TEXTE DE LA PAGE

═══

Une idée similaire se retrouve dans le film Les Bâtisseurs (1938) réalisé par Jean Epstein à la demande de la Fédération nationale des travailleurs du bâtiment. Comme l’explique Regards dans son édition du 10 février 1938 :
« Le thème est simple, ingénieusement présenté.
L’essentiel tient en peu de mots : les hommes qui construisirent les cathédrales, qui ont bâti toutes les merveilles et le luxe de ce temps, sont logés dans des taudis, menacés du chômage.
Il faut détruire les taudis, élever des maisons neuves. »
Les ouvriers d’aujourd’hui descendent donc de ceux de qui ont bâti les grands édifices gothiques. À travers elle, Epstein entend montrer le génie du prolétariat français. D’ailleurs, le film, que l’on peut voir sur le site Ciné-archives, s’ouvre sur de longs plans de la cathédrale de Chartres (sur fond de chants religieux) puis continue (à partir de 3’15’’) sur le débat entre deux ouvriers contemporains travaillant à son entretien :
« J’pense à ceux qui ont bâti ça. […] J’pense à ceux qui étaient là juste comme on est maintenant sur un échafaudage et qui bâtissaient [la cathédrale].
– C’est les curés qui l’on faite ?
– Mais non, c’est le peuple ! […] Les seigneurs, les bourgeois, enfin, tous les riches payaient. Le peuple aussi tu penses. Mais quand il était trop pauvre, le peuple, il payait avec ses bras. […] À cette époque-là, une cathédrale […] c’était beaucoup plus qu’une simple église. On n’y disait pas seulement la messe. On y faisait des réunions, on y faisait même du théâtre. C’était comme une maison du peuple. […] Presque toutes les statues que tu vois là, c’étaient des imagiers qui les taillaient. Ils racontaient l’histoire sainte en pierre, oh, un peu à leur idée. Et bien on ne sera jamais de qui elles sont.

═══

DONNÉES

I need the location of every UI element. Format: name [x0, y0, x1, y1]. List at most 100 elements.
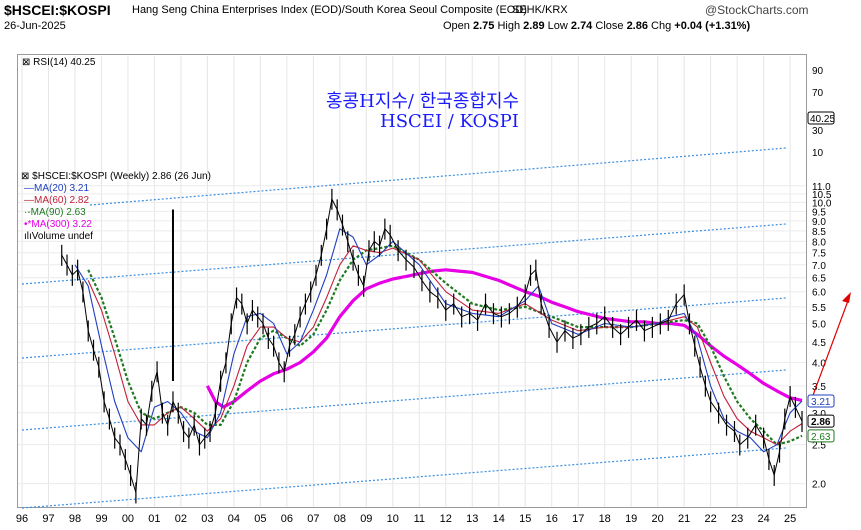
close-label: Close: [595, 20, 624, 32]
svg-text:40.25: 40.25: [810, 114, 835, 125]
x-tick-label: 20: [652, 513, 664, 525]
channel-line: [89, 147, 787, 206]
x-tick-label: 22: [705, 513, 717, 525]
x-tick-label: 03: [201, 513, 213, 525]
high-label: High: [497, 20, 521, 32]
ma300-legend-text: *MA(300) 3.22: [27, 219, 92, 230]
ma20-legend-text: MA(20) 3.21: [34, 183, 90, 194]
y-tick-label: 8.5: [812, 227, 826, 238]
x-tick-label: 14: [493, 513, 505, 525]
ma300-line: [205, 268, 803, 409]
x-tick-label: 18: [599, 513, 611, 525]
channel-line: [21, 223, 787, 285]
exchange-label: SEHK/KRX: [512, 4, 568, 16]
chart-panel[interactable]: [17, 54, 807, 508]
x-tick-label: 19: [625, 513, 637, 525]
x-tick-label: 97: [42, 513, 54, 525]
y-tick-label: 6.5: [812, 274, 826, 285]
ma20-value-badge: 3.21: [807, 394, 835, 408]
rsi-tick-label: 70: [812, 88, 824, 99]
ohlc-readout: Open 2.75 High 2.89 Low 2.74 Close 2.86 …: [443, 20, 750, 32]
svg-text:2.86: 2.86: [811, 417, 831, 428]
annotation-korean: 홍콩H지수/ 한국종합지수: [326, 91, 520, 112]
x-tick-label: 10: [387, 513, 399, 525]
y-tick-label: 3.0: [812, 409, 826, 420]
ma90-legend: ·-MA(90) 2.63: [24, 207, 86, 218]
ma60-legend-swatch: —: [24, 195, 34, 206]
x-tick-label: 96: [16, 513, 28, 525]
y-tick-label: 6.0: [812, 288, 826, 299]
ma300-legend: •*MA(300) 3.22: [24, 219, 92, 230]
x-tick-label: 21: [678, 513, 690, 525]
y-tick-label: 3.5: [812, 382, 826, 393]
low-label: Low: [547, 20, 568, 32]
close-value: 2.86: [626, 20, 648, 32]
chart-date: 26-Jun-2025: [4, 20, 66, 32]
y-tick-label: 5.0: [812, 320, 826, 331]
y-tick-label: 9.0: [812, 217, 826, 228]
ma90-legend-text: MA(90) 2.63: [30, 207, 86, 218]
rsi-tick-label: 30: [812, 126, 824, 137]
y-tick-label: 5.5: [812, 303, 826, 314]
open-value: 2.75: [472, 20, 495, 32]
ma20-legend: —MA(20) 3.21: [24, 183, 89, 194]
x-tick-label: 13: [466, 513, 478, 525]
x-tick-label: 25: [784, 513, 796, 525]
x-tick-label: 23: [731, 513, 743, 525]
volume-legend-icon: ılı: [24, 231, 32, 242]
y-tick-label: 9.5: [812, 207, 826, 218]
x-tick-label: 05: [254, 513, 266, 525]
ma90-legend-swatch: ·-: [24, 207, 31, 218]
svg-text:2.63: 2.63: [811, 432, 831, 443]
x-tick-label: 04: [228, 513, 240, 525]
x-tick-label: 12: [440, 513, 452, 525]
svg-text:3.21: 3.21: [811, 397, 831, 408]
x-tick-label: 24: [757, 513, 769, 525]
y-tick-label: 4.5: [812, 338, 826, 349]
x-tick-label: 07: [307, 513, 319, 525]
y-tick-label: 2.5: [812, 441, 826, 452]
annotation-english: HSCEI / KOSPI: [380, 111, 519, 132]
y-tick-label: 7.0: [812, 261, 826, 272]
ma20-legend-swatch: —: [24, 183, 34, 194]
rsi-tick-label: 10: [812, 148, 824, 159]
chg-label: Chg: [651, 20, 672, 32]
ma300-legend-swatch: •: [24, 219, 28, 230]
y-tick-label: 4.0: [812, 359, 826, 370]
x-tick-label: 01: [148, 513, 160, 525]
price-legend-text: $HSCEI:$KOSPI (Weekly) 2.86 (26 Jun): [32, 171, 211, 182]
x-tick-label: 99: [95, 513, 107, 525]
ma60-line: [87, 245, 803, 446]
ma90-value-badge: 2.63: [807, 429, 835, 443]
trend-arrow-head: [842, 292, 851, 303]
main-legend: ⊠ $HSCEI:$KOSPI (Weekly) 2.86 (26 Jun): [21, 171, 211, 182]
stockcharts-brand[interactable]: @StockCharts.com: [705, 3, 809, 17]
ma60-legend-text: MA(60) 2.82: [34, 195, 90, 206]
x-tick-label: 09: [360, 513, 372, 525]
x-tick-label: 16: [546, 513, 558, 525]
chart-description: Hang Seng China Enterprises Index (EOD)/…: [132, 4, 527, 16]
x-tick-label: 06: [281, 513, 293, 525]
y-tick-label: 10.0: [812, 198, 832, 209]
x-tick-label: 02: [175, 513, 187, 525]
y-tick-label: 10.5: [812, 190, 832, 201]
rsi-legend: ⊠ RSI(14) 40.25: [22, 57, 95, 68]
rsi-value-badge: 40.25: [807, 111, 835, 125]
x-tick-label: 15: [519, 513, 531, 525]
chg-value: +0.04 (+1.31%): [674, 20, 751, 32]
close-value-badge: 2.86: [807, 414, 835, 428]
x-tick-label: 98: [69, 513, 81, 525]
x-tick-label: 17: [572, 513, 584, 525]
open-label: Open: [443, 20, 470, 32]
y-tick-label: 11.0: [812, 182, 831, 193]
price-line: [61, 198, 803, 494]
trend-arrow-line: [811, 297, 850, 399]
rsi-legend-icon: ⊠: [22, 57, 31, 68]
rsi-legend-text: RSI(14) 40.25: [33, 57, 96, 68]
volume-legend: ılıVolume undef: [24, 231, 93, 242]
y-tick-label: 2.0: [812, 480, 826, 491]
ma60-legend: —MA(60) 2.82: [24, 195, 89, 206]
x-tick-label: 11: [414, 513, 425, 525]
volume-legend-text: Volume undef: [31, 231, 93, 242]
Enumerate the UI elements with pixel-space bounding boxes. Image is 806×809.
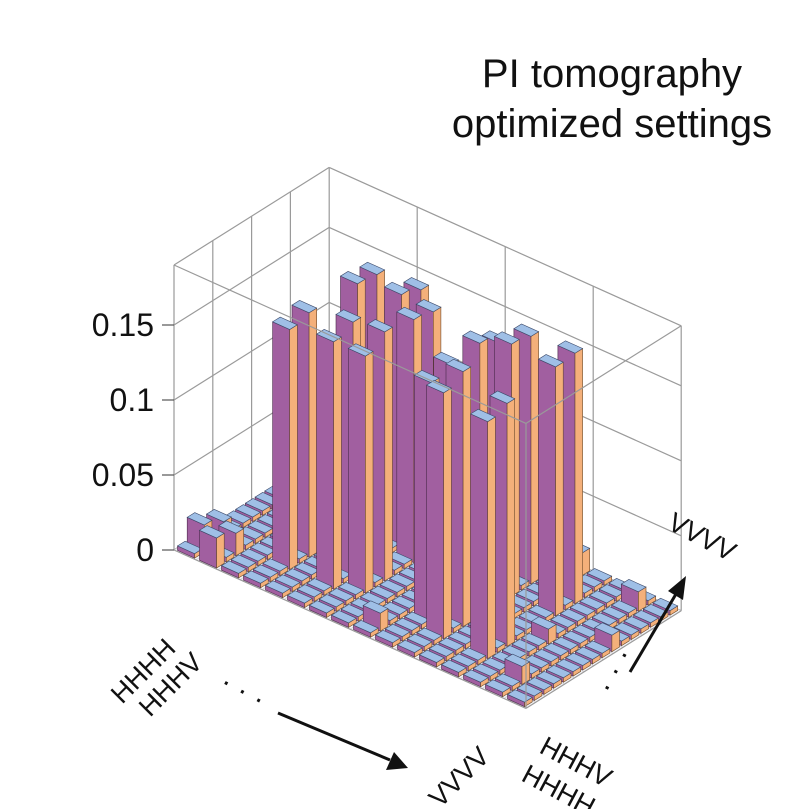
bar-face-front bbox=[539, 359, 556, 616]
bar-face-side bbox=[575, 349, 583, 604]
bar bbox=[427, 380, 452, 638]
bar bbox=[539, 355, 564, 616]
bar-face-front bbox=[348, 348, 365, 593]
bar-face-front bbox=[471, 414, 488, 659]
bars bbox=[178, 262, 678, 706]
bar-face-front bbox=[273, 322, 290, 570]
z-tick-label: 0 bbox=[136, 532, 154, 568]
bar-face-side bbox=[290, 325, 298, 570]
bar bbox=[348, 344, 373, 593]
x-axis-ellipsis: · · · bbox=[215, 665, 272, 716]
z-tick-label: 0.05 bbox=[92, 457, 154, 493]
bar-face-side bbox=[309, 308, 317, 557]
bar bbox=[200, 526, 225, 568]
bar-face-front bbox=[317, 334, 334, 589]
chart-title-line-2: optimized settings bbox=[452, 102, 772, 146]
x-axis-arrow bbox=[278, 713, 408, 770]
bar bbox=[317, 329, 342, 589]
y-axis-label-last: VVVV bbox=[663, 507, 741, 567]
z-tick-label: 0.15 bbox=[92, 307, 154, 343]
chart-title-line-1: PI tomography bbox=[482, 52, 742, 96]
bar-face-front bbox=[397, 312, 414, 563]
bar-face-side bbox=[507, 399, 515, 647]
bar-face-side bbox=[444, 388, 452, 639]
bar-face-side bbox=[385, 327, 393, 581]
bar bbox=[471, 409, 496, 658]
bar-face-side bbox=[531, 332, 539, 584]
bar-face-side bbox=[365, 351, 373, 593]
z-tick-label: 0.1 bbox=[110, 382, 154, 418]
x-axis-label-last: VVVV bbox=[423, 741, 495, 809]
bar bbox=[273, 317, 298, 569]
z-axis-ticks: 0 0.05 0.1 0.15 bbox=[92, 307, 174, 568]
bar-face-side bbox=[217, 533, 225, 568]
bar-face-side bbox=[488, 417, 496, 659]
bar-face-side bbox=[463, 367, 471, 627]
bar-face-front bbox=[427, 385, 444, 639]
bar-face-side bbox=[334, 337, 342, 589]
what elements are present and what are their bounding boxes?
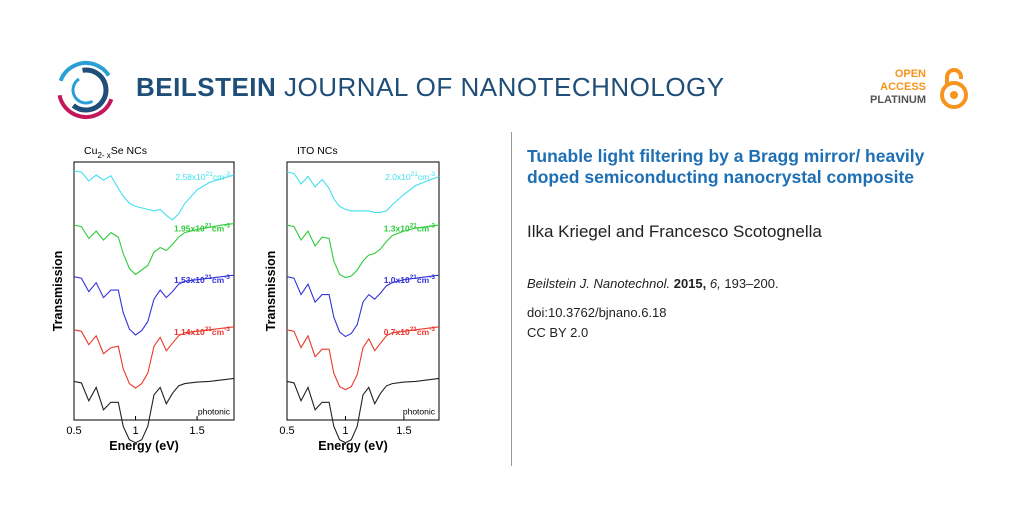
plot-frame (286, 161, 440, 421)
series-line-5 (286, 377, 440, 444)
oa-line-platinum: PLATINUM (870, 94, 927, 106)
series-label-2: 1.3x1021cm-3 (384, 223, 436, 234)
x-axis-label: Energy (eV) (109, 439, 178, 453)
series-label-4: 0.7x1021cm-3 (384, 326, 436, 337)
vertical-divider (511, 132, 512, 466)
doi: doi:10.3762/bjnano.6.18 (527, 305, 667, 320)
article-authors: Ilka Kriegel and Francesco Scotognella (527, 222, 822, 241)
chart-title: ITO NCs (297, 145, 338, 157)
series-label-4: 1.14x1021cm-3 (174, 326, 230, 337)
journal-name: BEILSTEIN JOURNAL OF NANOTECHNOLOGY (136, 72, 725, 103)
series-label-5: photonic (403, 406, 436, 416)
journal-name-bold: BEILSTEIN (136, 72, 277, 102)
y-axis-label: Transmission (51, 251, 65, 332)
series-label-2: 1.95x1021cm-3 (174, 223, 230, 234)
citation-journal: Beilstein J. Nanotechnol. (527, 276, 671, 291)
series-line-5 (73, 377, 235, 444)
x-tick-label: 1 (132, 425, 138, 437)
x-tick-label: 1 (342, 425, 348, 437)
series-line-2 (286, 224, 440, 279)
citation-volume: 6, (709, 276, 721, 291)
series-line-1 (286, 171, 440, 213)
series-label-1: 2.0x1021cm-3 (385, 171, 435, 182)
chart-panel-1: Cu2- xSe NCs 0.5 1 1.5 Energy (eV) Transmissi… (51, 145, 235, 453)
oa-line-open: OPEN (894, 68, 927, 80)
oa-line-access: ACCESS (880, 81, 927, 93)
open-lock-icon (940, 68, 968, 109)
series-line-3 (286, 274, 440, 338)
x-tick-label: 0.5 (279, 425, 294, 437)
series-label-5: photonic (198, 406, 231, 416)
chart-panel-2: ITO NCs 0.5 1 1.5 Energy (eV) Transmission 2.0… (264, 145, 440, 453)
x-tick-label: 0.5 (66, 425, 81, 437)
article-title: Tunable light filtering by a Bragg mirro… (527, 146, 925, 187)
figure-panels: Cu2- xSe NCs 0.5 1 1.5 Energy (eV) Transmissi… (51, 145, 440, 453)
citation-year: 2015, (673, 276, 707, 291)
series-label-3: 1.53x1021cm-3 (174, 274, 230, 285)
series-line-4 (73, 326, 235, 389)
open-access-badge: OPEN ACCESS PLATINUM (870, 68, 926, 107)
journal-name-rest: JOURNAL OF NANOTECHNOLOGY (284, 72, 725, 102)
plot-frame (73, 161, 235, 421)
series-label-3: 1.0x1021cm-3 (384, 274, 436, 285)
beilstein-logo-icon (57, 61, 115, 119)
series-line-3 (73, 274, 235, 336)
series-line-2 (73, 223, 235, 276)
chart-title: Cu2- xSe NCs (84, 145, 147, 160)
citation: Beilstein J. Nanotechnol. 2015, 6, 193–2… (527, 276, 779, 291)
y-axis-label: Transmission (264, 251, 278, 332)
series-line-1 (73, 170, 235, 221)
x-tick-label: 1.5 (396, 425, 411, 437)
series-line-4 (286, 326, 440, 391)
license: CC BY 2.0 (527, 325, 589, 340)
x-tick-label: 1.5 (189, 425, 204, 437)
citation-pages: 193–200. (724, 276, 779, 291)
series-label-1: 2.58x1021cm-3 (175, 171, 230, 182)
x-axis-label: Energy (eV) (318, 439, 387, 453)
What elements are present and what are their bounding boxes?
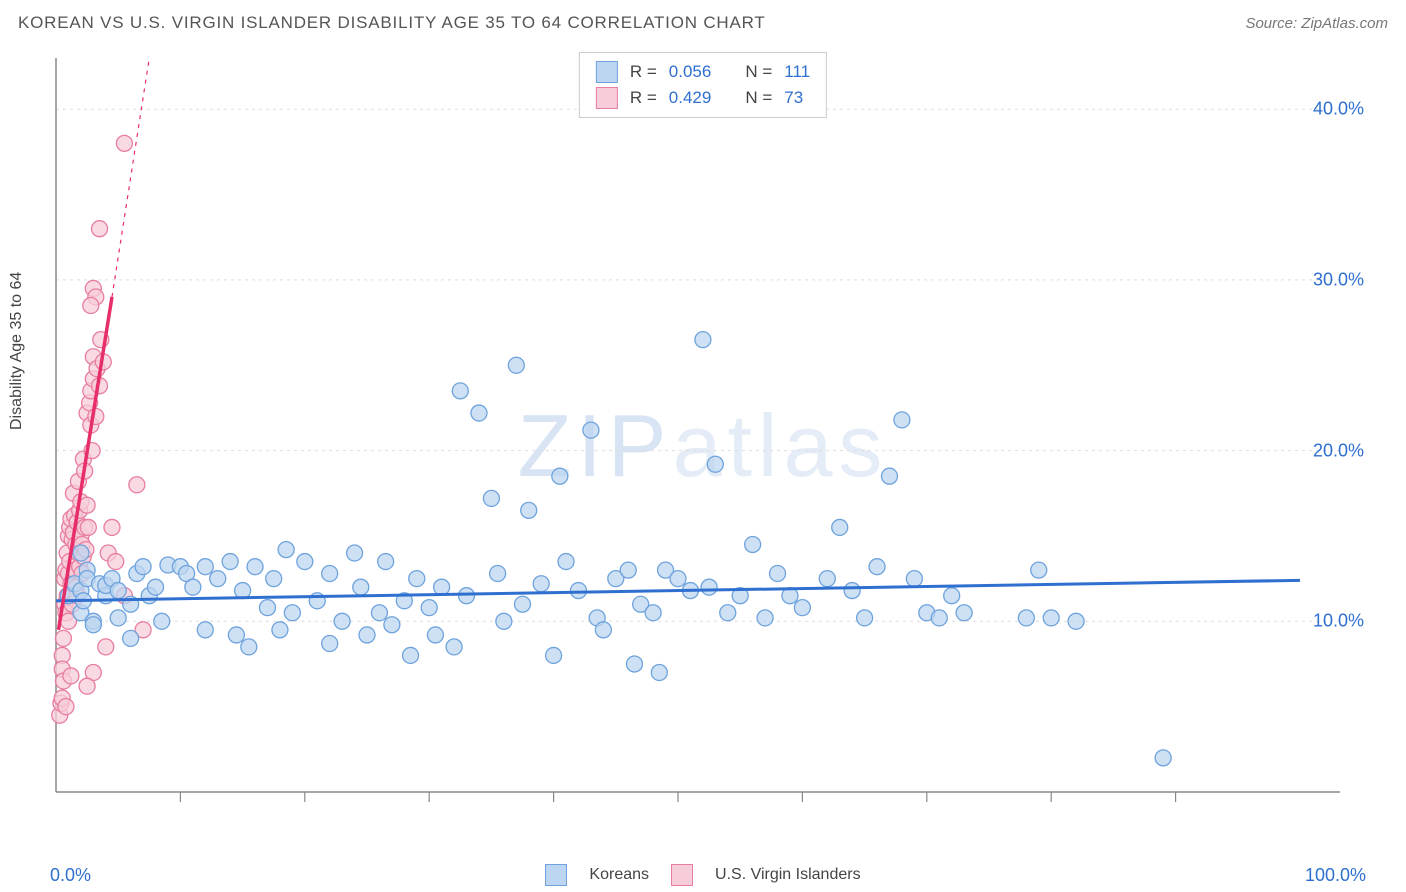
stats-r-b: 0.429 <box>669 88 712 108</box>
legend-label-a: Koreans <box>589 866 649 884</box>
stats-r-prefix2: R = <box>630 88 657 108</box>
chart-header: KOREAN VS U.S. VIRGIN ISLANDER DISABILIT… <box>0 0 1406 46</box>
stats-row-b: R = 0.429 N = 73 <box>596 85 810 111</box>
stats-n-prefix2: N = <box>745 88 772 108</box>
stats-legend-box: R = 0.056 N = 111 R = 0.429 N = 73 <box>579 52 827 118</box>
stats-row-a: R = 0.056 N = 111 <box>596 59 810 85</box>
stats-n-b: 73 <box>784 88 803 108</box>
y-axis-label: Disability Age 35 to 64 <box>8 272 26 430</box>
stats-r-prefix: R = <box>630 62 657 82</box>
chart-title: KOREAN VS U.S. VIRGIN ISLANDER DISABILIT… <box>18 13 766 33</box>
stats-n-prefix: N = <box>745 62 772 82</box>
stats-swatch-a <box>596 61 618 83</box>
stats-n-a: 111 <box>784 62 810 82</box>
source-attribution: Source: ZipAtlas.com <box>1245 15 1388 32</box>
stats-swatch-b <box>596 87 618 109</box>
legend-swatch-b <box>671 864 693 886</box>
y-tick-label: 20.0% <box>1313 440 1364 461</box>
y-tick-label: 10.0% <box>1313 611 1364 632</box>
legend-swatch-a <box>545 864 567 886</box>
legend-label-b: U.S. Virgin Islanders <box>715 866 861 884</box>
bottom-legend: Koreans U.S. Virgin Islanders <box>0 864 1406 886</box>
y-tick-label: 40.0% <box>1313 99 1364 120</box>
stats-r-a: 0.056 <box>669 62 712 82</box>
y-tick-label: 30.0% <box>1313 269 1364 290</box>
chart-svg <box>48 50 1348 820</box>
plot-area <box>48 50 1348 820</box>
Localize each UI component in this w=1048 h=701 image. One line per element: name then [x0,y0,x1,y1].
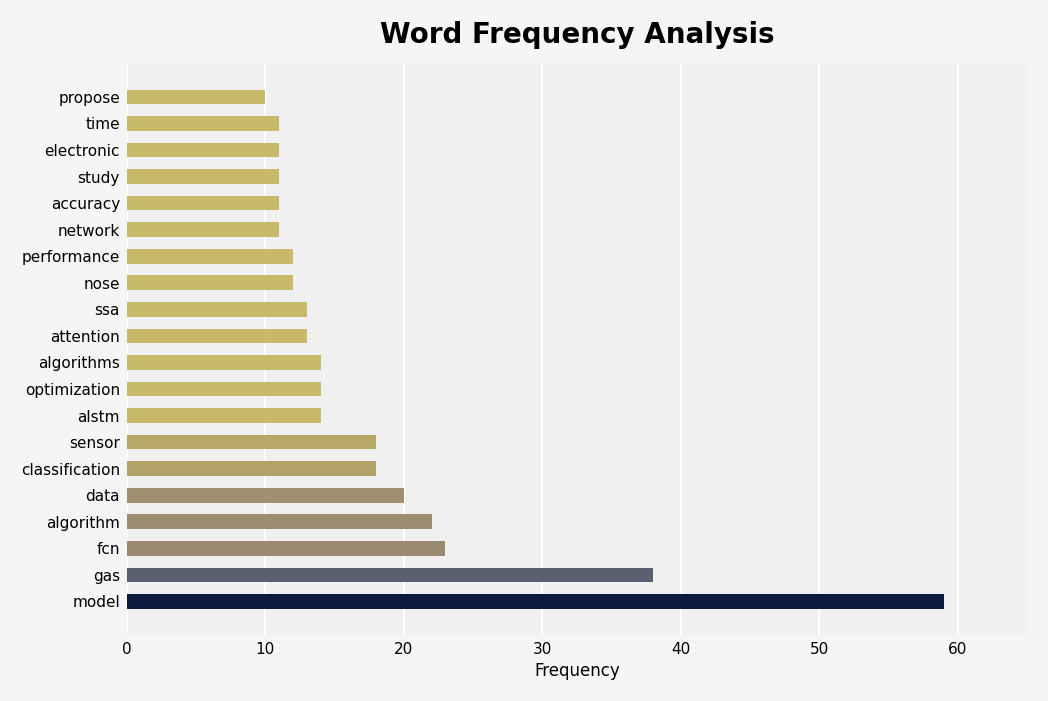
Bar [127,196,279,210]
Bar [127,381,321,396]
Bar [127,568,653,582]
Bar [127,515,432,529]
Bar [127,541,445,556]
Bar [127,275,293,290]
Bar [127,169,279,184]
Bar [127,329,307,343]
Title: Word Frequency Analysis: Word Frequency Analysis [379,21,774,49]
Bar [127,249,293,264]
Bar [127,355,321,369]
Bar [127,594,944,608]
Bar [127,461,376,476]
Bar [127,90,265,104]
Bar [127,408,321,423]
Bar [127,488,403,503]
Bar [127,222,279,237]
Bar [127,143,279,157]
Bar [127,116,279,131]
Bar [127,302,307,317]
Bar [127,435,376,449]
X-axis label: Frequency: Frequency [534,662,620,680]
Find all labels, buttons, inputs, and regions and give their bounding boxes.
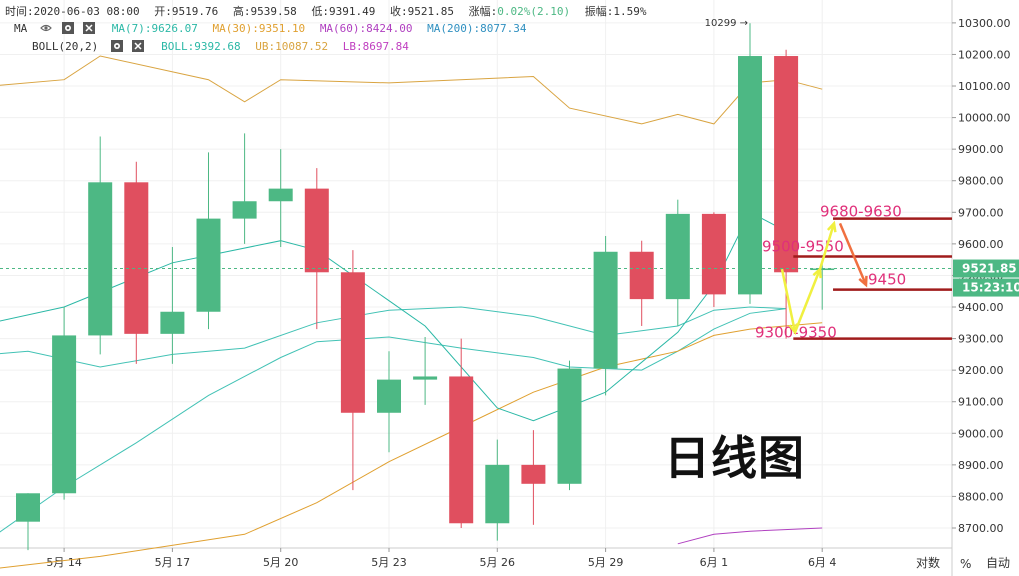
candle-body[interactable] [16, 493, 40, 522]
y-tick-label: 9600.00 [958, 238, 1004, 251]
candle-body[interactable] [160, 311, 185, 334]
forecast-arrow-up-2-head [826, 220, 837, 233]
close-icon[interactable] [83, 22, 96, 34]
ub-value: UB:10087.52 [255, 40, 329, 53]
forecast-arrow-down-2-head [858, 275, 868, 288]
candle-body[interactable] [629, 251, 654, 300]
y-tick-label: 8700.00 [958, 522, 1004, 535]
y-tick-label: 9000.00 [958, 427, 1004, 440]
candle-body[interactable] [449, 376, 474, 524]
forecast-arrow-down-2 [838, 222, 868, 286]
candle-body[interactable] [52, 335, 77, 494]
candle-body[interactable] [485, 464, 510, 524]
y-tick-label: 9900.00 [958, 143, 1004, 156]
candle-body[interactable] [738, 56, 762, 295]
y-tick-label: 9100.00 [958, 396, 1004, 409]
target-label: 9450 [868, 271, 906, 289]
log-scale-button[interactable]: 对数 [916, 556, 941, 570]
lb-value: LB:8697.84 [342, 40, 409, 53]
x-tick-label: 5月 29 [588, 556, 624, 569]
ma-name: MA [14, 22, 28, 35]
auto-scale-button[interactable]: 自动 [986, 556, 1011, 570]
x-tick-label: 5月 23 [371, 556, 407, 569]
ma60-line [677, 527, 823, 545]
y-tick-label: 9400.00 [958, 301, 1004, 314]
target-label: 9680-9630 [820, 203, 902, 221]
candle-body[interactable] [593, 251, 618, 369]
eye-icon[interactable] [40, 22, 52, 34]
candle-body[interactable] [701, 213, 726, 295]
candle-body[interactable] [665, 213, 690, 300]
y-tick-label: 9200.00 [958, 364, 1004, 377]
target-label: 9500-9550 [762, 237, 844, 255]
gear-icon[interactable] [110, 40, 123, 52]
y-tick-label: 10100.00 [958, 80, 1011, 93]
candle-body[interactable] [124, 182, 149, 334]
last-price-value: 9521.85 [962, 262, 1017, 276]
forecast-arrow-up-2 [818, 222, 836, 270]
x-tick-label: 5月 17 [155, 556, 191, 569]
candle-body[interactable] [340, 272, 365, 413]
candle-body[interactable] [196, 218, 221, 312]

═══

TRAVAIL À RÉALISER
Reprenez le passage du texte sur le film Les Bâtisseurs qui commence aux mots « L’essentiel tient en » et s'arrête après « bâtissaient [la cathédrale]. ». Remplacez partout « taudis » par « masures ».

SOLUTION PROPOSÉE
L’essentiel tient en peu de mots : les hommes qui construisirent les cathédrales, qui ont bâti toutes les merveilles et le luxe de ce temps, sont logés dans des masures, menacés du chômage.
Il faut détruire les masures, élever des maisons neuves. »
Les ouvriers d’aujourd’hui descendent donc de ceux de qui ont bâti les grands édifices gothiques. À travers elle, Epstein entend montrer le génie du prolétariat français. D’ailleurs, le film, que l’on peut voir sur le site Ciné-archives, s’ouvre sur de longs plans de la cathédrale de Chartres (sur fond de chants religieux) puis continue (à partir de 3’15’’) sur le débat entre deux ouvriers contemporains travaillant à son entretien :
« J’pense à ceux qui ont bâti ça. […] J’pense à ceux qui étaient là juste comme on est maintenant sur un échafaudage et qui bâtissaient [la cathédrale].